**The task:**
Review the material and extract every line in which the word "text" occurs.

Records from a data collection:
## Start

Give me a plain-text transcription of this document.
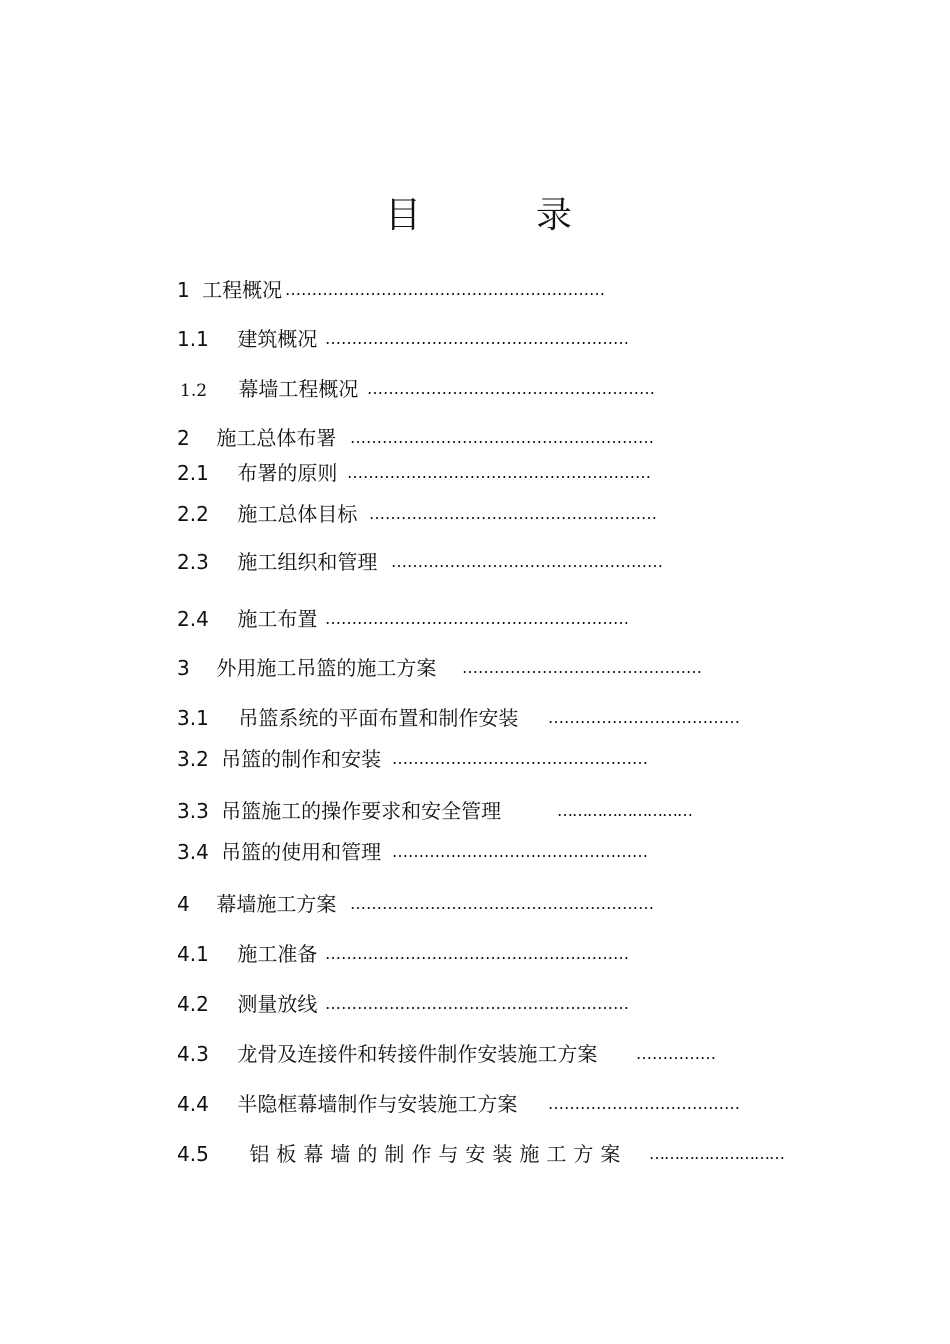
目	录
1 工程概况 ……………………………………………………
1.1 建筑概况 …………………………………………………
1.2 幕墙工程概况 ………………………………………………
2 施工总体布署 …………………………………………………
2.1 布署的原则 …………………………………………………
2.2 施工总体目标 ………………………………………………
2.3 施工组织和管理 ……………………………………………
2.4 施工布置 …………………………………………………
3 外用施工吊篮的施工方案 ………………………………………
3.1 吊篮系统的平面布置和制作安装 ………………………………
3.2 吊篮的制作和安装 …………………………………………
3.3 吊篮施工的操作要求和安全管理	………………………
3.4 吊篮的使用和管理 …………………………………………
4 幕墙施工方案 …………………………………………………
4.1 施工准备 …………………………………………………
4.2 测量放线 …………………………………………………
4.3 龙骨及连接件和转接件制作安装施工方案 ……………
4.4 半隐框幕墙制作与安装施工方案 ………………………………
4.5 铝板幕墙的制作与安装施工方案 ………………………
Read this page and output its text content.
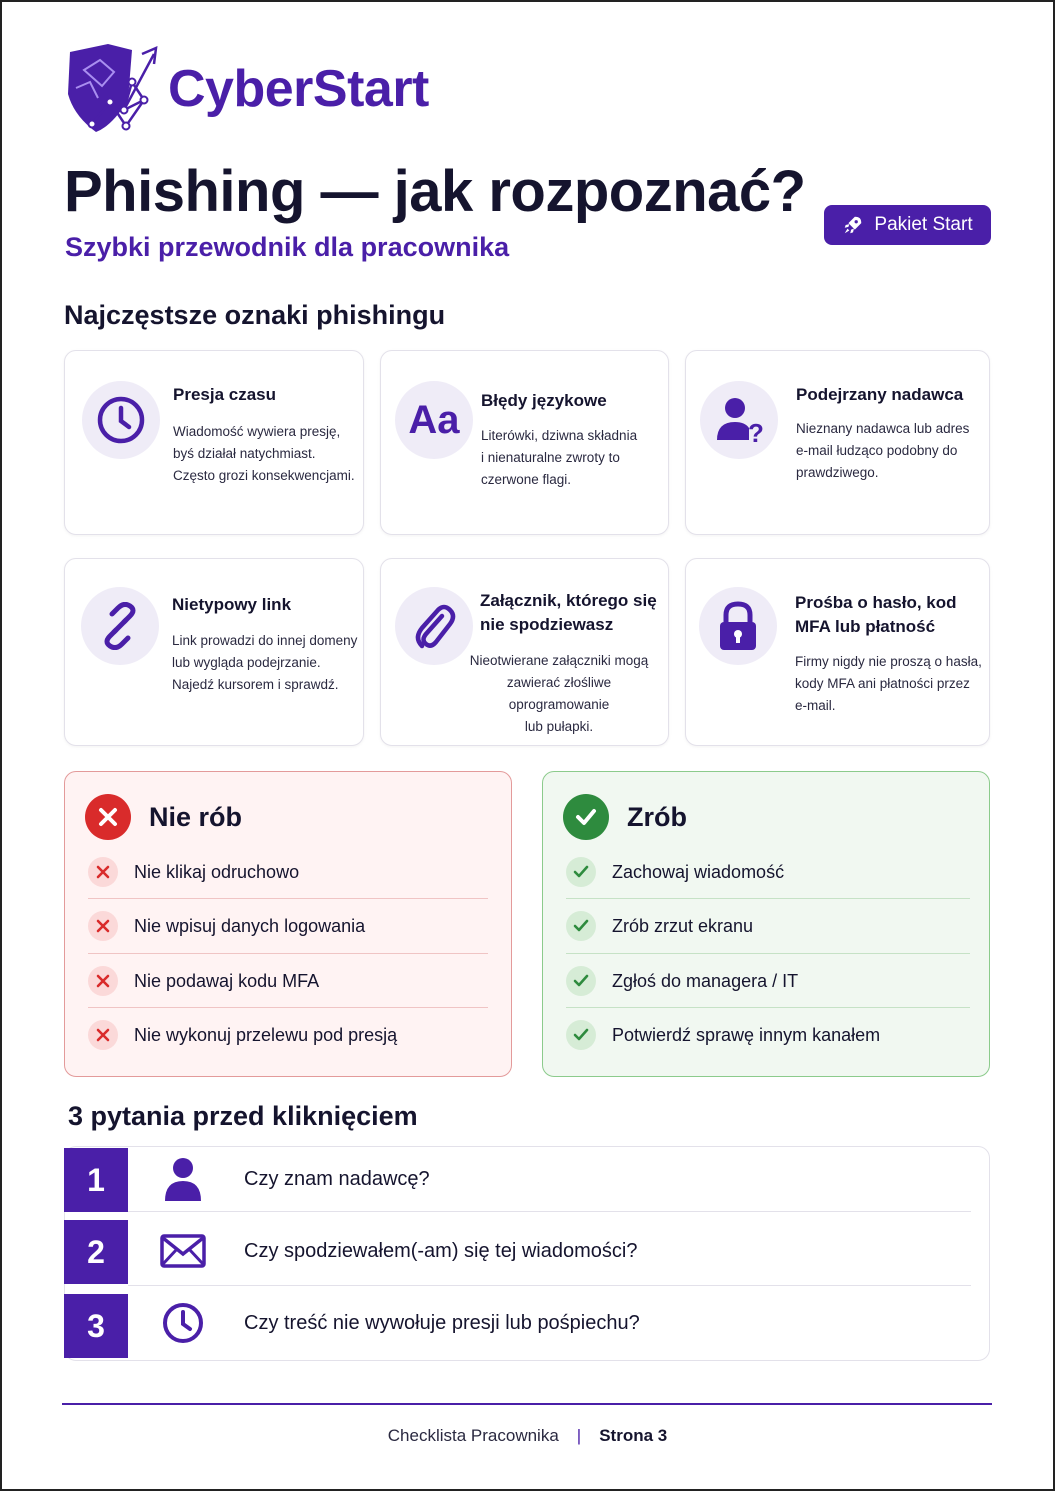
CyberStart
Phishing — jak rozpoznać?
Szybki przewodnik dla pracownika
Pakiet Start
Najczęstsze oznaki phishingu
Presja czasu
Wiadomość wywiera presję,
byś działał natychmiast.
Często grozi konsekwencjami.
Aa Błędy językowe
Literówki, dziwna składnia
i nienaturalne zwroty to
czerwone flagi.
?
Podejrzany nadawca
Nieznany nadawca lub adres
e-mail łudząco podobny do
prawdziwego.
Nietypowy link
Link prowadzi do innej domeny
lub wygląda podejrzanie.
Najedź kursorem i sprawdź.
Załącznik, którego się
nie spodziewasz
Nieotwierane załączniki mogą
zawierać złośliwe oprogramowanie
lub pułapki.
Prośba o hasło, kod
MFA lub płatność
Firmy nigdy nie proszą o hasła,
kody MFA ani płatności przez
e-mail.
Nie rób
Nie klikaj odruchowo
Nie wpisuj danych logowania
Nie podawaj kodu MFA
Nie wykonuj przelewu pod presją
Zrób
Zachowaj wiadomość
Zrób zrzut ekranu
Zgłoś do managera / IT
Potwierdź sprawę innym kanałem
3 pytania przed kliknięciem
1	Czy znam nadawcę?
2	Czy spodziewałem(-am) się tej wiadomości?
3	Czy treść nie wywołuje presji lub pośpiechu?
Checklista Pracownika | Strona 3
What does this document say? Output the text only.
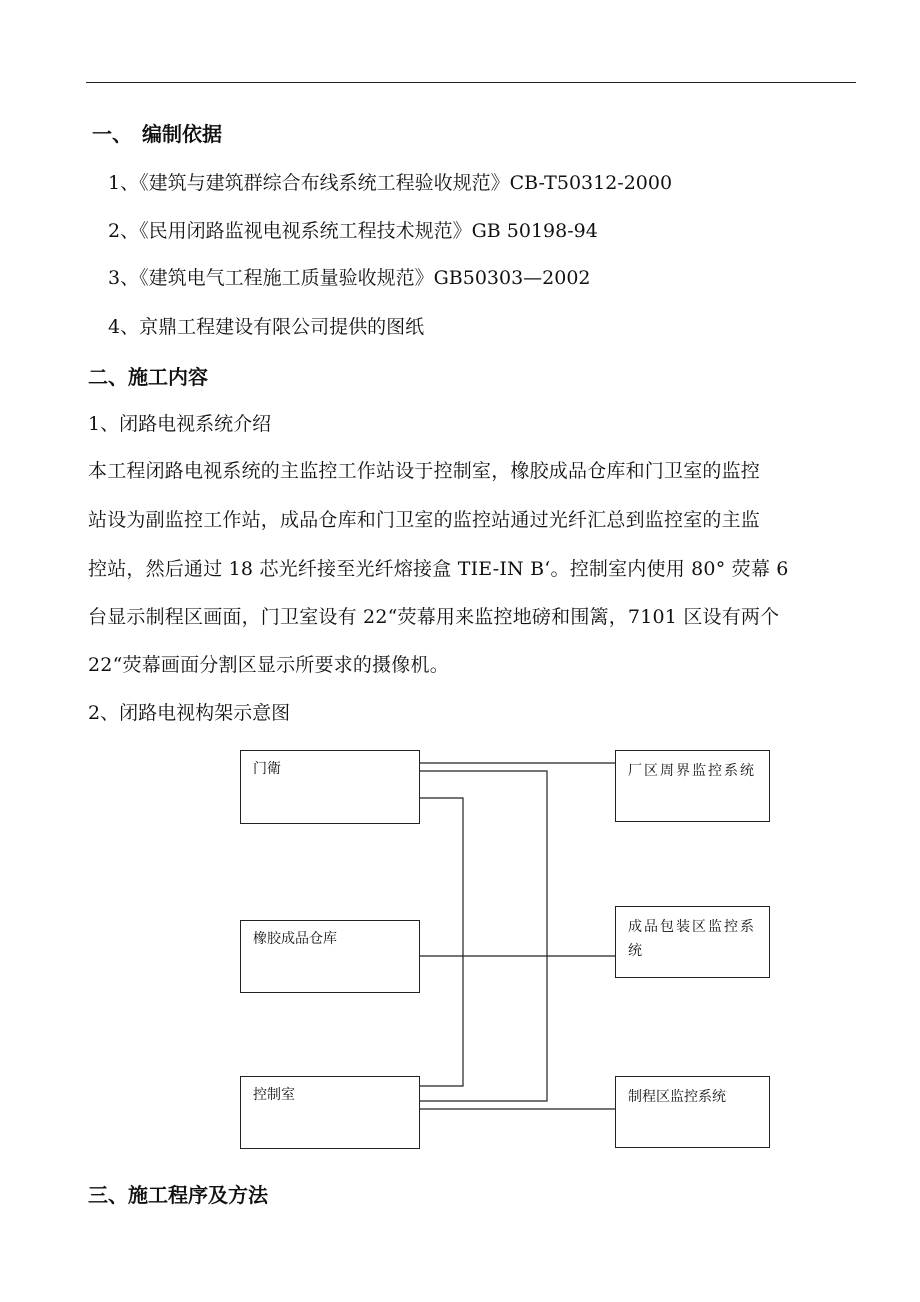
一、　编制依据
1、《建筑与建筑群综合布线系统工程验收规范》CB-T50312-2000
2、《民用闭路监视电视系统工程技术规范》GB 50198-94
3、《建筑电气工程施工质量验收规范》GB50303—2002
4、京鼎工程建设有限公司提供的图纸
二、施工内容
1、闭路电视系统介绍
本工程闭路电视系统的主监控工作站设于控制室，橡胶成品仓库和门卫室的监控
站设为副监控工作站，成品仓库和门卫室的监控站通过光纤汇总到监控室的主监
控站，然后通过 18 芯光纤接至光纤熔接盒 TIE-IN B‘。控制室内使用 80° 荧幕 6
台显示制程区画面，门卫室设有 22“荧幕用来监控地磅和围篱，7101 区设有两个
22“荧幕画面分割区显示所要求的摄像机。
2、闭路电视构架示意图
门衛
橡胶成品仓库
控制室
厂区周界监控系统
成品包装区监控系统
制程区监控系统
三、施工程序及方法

## End

**Answer to this problem:**
Give me a plain-text transcription of this document.
Read this page and output its text content.
What does this document say? Output the text only.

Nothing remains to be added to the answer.